**PROBLEM DETAILS:**
Of the lines in the entries below, state how many hold the word "выключения". Say nothing else.

━━━━

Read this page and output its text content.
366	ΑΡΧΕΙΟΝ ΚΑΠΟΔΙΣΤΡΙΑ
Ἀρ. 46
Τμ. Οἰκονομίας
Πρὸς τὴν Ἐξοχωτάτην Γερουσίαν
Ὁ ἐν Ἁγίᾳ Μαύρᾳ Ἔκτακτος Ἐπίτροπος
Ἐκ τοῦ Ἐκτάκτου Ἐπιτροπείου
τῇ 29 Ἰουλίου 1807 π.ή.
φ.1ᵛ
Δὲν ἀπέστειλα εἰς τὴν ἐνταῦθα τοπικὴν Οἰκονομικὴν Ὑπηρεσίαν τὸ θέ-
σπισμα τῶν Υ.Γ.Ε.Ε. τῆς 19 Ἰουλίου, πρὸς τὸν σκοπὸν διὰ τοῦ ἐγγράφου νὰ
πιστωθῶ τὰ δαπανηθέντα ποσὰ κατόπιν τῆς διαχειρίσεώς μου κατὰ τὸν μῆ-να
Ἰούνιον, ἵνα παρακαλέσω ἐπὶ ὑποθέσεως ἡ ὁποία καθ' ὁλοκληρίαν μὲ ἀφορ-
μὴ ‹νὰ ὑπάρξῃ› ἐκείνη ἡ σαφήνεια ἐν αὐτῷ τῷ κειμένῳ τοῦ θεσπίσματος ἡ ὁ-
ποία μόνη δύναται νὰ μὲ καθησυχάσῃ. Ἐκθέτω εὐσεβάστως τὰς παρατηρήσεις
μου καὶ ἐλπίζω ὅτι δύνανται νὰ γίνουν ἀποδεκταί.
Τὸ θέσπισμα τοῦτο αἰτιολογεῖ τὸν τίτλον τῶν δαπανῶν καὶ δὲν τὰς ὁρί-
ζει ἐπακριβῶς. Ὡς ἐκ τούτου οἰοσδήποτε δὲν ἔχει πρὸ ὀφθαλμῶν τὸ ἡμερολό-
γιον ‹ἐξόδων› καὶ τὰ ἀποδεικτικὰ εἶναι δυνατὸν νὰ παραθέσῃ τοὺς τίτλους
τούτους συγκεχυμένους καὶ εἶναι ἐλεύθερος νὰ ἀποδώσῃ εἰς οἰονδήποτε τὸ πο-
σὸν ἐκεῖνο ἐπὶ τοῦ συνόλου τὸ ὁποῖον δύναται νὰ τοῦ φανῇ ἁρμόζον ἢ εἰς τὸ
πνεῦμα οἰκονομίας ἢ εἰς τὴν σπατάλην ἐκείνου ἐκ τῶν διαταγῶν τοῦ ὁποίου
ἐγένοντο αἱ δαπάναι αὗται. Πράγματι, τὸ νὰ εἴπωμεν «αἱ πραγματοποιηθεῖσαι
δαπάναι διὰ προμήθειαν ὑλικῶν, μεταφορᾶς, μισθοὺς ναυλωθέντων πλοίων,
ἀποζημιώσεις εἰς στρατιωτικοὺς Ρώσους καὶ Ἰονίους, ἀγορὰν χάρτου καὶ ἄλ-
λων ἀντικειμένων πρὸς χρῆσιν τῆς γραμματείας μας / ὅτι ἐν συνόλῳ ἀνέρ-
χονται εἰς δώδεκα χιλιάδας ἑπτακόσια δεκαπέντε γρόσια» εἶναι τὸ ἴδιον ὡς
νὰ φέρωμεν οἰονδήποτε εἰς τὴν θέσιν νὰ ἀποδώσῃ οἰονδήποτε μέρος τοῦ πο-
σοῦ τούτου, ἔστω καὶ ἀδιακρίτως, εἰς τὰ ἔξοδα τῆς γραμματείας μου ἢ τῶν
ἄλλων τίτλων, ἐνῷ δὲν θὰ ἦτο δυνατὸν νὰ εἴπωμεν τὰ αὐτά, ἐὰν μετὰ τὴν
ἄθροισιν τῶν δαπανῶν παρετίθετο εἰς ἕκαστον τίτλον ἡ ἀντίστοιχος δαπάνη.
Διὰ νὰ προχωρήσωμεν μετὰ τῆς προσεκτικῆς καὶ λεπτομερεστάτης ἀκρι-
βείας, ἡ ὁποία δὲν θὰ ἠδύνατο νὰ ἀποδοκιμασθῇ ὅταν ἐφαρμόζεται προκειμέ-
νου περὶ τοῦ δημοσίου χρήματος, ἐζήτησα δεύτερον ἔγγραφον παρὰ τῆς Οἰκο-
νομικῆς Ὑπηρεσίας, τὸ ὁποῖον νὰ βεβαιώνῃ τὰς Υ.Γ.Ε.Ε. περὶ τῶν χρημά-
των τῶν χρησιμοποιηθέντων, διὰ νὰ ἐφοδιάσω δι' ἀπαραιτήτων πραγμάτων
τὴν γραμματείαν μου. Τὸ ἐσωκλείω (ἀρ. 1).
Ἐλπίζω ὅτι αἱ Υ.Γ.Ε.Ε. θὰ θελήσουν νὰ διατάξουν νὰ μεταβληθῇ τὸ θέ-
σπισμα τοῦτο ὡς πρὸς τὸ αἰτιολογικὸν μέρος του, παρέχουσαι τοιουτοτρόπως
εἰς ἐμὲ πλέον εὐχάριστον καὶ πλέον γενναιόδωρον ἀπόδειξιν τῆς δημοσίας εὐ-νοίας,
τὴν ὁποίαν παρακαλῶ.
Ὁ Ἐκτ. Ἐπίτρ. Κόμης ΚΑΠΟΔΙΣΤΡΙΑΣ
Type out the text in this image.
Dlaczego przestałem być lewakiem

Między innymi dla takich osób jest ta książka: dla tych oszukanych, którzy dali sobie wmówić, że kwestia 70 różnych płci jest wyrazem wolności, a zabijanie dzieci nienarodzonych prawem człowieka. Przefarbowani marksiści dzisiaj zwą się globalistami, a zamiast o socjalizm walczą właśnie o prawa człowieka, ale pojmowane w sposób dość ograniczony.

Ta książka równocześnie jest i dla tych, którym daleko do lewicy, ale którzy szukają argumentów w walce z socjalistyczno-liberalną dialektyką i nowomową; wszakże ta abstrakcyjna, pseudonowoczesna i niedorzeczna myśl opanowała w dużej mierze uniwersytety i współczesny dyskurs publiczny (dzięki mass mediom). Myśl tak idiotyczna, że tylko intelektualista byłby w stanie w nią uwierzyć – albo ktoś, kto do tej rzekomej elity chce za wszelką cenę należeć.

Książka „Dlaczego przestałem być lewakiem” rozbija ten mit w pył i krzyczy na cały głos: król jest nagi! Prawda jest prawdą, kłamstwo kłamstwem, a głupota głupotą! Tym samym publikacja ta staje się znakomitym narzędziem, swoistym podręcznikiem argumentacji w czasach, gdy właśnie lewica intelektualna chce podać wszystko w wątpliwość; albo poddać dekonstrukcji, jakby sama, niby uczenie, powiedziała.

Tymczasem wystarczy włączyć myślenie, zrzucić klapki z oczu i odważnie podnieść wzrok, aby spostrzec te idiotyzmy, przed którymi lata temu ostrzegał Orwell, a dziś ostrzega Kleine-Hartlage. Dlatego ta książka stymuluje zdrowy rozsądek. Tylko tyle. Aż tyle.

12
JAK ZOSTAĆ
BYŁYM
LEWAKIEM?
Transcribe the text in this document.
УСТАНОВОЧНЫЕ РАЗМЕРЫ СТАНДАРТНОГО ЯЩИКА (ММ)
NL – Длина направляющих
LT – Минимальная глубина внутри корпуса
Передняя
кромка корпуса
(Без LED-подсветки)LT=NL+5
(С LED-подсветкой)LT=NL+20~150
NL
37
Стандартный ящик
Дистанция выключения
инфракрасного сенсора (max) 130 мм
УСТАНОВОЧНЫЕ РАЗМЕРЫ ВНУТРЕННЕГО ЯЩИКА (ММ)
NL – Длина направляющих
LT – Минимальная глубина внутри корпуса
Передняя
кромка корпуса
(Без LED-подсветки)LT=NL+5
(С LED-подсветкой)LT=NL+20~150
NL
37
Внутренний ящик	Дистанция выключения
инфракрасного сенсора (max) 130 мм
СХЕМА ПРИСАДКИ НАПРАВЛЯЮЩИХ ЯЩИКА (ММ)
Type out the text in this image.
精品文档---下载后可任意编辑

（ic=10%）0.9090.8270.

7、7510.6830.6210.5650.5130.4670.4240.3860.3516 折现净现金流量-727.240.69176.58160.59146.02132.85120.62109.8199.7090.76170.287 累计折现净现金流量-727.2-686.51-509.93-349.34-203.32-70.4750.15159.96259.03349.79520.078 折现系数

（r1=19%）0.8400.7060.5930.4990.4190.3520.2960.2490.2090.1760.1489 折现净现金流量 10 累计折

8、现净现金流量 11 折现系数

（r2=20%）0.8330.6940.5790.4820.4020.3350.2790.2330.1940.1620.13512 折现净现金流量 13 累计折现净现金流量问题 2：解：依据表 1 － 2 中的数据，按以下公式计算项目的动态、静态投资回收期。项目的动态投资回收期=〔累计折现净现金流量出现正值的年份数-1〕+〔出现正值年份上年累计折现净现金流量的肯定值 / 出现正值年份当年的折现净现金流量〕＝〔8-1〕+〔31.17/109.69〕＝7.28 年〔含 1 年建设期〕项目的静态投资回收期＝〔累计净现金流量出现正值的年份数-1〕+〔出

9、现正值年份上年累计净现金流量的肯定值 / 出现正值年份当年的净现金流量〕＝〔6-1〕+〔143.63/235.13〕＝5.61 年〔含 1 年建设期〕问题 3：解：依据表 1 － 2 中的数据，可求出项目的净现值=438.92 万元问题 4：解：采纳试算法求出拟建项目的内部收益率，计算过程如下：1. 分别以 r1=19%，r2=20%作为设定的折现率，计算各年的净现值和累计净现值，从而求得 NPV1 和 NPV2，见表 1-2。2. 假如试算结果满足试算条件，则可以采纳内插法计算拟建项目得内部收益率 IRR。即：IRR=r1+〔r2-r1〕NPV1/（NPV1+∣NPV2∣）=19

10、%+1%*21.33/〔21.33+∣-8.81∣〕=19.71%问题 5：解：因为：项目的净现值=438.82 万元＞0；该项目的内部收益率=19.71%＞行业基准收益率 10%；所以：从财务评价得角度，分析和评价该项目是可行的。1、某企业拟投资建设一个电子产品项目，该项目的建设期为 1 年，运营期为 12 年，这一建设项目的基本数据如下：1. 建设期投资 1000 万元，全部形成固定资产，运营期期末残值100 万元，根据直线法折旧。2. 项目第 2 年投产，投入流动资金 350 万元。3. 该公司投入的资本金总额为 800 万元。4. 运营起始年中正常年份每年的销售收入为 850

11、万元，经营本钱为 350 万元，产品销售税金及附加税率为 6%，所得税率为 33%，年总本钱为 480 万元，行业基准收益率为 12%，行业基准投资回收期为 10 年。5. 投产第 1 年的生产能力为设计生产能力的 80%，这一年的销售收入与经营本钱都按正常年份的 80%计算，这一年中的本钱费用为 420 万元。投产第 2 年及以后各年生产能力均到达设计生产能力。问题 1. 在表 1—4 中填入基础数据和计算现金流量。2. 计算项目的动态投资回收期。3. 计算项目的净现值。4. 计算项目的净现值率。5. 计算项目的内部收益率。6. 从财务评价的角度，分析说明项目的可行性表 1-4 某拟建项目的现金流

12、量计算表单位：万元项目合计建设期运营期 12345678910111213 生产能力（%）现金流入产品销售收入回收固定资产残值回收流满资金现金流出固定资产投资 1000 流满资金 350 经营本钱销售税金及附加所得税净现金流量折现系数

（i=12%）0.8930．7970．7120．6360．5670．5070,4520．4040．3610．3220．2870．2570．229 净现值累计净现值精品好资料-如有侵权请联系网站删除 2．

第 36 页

━━━━

**FULL OUTPUT:**
2